**APPLY WHAT YOU READ:**
a) In the UV-cure adhesives passage, at what wavelength did all UV adhesives originally cure?
b) Write the next part of the UV-cure adhesives passage, picking up after its final sentence.

**QUOTED PASSAGE:**
▬▬▬▬▬▬

Also, the clarity of the material dictates the speed, and depth, of cure. In recent years, glass and plastic additives have posed difficulties for the cure process. Goss recalls: “A classic example is the rear mirror button on windscreens. When, many years ago, we used the UV-cure adhesive developed for toughened glass windscreens, it stopped curing on laminated glass, because it needed to transmit through the plastic layer. We had to modify it to find a different UV wavelength. That’s true also with shower doors.”

The same is true for solid plastics, points out Swanson at Intertronics, many of which now have UV inhibitors to stop them ageing in normal light. Still, many plastic bonding adhesives cure with a combination of UV and visible light, which allows an adequate transmission through UV-blocked plastics.


A technological change has been the use of LED lights, as opposed to arc lamps that have been used for 60 years. While LED output is not the same, they use less energy and are instant on-off, whereas arc lamps had to be left on all day. They are also more stable over time.

“Mercury, a constituent of arc lamps, is on its way to being banned, so we’ll be going to LED lamps whether we like it or not,” states Swanson.

Lamps come in many shapes and sizes. The biggest issue is that LED luminaires emit a narrow spectrum of light; that has to match the photoinitiator in the adhesive to cure properly. Originally, all UV adhesives cured in the long wave UV range, around 365nm (UVA). But, explains Goss, poly-carbonate filters out light below 380nm, so adhesive manufacturers were forced to develop other wavelengths. Now, common grades cure at 380, 385, 395 and 405nm as well.

Both suppliers point out the importance of matching adhesive formulation, dispensing system and light cure, so that all are engineered to perform optimally.


Where the application involves glass and process control is vital, UV adhesives really make a difference, Goss says, even if there is a cost premium. “In some department stores, you can purchase curtain rails with finials made of glass spheres, which are between the size of a cricket and golf ball. Originally, they were using an epoxy to bond glass to metal, but they were getting lots of work in progress. Even quick-setting epoxy takes 10 minutes to develop handling strength. In that time, it is nowhere near strong enough to hold that weight. Now they are using Loctite 350, one of our standard grades. While they are perhaps paying five times as much in adhesive, their work in progress is down to almost nothing, and there is better durability with UV acrylic than epoxy.”

▬▬▬▬▬▬

**SUPPLIED ENTRIES:**
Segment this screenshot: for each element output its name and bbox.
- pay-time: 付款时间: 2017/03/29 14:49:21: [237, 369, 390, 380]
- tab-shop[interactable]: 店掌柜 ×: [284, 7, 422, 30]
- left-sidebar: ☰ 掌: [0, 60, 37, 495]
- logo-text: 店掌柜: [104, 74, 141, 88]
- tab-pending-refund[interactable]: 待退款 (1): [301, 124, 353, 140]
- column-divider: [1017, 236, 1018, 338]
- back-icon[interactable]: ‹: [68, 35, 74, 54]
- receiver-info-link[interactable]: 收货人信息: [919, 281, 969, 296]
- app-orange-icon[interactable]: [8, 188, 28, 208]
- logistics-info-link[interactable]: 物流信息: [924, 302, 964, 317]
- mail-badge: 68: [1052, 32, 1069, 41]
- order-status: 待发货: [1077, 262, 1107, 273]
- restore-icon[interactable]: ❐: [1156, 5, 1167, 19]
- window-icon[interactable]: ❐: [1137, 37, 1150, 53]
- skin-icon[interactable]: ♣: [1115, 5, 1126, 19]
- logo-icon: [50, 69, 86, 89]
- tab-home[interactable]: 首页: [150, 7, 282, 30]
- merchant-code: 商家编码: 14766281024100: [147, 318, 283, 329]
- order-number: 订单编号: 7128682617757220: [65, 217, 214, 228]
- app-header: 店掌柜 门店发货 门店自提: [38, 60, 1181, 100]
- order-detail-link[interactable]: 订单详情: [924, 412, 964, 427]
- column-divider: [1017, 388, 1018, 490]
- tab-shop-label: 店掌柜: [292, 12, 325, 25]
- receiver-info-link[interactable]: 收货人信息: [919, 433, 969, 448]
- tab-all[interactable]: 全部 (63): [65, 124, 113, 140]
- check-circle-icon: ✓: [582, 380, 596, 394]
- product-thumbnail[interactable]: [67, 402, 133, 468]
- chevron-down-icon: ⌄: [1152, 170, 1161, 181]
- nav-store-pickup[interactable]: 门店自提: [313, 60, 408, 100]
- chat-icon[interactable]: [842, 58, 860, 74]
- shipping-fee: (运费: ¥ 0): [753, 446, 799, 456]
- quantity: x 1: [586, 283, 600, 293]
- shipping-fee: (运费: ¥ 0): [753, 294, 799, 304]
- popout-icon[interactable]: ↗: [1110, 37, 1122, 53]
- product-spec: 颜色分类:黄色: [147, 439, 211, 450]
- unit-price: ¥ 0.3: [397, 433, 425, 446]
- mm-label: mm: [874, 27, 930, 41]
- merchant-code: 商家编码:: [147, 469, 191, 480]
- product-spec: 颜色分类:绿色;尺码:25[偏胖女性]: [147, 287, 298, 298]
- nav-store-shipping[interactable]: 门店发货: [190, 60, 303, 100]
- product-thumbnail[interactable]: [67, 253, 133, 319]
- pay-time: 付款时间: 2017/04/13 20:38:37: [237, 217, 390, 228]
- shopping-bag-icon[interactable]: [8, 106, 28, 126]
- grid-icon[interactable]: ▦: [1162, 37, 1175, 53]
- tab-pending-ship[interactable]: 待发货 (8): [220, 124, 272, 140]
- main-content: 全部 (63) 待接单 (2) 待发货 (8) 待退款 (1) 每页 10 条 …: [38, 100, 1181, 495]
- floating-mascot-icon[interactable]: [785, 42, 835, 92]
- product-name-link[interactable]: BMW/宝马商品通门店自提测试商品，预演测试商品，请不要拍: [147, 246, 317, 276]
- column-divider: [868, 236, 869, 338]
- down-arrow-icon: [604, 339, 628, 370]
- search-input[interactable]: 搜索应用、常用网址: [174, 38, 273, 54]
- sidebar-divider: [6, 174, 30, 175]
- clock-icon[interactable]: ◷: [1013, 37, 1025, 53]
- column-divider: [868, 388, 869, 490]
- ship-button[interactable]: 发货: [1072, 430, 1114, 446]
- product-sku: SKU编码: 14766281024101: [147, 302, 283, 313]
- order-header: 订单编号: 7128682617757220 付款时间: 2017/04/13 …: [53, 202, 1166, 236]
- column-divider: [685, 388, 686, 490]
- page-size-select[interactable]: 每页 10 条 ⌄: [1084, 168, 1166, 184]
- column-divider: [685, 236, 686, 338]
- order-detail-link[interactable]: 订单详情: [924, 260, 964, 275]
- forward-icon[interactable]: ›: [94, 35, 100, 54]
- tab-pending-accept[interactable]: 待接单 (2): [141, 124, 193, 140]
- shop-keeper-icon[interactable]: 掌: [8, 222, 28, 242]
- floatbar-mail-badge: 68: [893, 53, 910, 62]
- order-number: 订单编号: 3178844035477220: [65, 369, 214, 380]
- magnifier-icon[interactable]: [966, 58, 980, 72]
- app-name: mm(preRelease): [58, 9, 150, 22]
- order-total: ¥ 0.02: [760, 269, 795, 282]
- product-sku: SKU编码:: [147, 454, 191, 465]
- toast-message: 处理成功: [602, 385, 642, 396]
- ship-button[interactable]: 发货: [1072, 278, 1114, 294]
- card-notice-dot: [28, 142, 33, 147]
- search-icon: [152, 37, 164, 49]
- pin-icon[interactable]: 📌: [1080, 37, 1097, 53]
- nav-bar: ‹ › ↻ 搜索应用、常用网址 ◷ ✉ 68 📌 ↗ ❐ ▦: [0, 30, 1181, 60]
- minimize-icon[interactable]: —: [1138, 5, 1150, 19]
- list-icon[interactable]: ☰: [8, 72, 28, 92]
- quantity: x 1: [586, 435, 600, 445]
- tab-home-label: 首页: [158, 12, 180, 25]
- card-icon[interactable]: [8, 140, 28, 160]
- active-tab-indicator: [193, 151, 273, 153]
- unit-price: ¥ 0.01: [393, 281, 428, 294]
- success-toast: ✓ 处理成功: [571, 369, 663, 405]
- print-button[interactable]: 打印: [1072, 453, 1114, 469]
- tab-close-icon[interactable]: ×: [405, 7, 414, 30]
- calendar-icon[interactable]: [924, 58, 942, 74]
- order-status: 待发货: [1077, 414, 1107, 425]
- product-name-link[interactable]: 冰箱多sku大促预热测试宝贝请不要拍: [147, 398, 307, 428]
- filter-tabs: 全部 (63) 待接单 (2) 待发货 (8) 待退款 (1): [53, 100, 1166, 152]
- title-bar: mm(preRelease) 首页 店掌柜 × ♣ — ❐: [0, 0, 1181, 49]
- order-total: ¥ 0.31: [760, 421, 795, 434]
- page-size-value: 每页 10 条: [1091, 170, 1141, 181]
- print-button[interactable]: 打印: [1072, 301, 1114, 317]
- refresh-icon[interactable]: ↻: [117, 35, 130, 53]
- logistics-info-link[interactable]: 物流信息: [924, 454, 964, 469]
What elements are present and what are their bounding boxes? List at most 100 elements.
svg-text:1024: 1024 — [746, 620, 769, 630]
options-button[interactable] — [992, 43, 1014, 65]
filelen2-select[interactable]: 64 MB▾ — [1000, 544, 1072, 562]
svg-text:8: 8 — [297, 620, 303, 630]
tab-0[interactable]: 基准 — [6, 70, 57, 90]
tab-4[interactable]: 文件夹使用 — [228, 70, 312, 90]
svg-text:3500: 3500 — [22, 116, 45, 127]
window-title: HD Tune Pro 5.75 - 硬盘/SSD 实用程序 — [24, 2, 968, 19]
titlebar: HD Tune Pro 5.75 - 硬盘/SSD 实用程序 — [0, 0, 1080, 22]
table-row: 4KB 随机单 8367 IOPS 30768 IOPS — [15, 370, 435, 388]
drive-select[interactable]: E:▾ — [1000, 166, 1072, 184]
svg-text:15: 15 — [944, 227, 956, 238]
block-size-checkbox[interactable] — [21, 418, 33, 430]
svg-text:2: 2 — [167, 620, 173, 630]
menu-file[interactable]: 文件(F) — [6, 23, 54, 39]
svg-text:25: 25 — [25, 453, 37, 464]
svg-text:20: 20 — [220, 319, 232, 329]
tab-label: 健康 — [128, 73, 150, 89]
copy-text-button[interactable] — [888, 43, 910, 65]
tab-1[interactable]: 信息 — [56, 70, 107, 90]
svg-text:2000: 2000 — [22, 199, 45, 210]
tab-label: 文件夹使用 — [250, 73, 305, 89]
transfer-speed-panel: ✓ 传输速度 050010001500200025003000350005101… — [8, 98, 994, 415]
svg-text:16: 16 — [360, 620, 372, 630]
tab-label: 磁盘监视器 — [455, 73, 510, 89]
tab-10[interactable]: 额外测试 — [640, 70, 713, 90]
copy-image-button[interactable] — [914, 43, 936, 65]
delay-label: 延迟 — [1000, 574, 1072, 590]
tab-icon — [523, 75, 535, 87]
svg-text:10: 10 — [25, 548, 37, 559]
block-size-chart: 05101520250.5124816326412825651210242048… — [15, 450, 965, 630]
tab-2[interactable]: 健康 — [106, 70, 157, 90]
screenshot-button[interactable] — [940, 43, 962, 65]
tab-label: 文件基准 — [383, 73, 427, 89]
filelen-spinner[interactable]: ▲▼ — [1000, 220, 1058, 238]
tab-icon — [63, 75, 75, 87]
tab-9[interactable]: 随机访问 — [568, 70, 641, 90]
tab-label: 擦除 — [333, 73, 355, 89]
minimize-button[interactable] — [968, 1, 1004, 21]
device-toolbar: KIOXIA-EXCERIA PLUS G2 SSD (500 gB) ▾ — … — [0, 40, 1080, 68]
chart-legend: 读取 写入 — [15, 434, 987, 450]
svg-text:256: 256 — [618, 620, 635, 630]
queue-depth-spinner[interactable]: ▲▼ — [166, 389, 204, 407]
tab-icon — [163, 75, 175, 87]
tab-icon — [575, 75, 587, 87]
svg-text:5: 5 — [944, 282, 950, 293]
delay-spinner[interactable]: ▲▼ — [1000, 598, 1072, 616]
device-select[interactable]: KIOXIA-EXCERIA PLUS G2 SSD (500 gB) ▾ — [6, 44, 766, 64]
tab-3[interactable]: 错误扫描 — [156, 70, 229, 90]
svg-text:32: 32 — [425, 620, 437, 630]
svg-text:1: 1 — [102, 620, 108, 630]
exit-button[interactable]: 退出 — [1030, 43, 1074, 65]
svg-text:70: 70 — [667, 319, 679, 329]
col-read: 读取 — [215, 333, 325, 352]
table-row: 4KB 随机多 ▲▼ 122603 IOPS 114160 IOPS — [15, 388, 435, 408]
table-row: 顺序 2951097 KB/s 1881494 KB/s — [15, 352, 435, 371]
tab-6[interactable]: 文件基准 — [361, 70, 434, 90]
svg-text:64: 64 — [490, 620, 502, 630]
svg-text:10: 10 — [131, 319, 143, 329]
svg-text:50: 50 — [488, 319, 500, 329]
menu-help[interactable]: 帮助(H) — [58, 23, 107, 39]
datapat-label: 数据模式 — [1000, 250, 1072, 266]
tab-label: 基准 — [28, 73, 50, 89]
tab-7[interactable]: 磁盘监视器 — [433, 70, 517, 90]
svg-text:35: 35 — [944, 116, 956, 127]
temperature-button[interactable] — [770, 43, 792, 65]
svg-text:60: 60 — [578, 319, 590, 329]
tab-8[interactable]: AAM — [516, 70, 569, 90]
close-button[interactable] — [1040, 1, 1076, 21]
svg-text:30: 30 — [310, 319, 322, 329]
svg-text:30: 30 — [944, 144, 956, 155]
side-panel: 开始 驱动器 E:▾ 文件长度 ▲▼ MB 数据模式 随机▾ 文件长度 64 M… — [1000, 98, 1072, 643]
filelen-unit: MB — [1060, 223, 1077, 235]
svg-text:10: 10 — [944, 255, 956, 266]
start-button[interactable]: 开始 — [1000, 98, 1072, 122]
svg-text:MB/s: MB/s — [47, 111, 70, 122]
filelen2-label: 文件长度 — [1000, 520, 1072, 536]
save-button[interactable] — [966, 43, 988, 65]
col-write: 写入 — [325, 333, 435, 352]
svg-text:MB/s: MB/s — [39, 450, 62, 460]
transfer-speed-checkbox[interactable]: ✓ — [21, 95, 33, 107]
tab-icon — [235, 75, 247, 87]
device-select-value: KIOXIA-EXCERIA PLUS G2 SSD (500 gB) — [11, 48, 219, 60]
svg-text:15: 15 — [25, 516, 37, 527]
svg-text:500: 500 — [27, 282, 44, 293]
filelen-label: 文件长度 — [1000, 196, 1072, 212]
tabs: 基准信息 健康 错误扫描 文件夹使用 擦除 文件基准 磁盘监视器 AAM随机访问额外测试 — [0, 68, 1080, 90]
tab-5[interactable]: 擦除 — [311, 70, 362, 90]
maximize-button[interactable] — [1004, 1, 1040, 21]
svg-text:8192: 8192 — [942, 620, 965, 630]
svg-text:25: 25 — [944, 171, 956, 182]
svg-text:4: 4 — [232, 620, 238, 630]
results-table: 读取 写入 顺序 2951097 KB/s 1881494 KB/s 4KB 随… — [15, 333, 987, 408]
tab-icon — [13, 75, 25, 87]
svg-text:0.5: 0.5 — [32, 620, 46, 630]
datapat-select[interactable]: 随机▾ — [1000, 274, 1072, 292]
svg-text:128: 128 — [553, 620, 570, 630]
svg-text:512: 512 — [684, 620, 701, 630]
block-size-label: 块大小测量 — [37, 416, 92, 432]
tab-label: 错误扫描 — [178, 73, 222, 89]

▬▬▬▬▬▬

**ANSWERS FOR THE EXERCISE:**
a) Around 365nm, in the long wave UV range (UVA).

b)
Another competitive advantage is in automation; because they are easy to dispense, UV cure adhesives can be applied by robot.

Putting it another way, Swanson states: “Commercially, the benefit of UV curing is in productivity. It lends itself to volume manufacture. Just to do one-off doesn’t make the initial investment worth it. If you are making millions, the initial investment is trivial. It doesn’t lend itself to small numbers of big products, but big numbers of small products.”

Those characteristics match up well with medical applications, such as bonding cannulas (needles) into syringe bodies, which are made in their millions. Suppliers can tweak the adhesive viscosity to their exact requirements.

Another application Swanson mentions is temporary masking for metal surface treatment, in which users can apply the liquid over a large area and cure it to protects the material underneath. Once finished, it is just peeled off.


The company (02841 769 800) has developed a range of thermoplastic and hybrid thermoplastic-metal disc-shaped fasteners. Because they are at least translucent, the adhesive underneath can be cured in a matter of seconds using a high-intensity hand-held UV gun. Adhesives used include Delo Photobond and Delo Dualbond. Pull-off force was measured to be 1.75kN, and shear was about 2kN, declining to just over 1kN at 90°C in a sample using a 4mm-thick hybrid fastener that included an M5 bolt on an aluminium substrate, with 0.25g of adhesive cured with the Onsert Portable Mini gun.

Another advantage of using thermoplastic bases is that they can flex under load and substrate deformation, according to Bölhoff. And because the fasteners are cured virtually immediately, there’s no need for temporary fixturing during a long cure.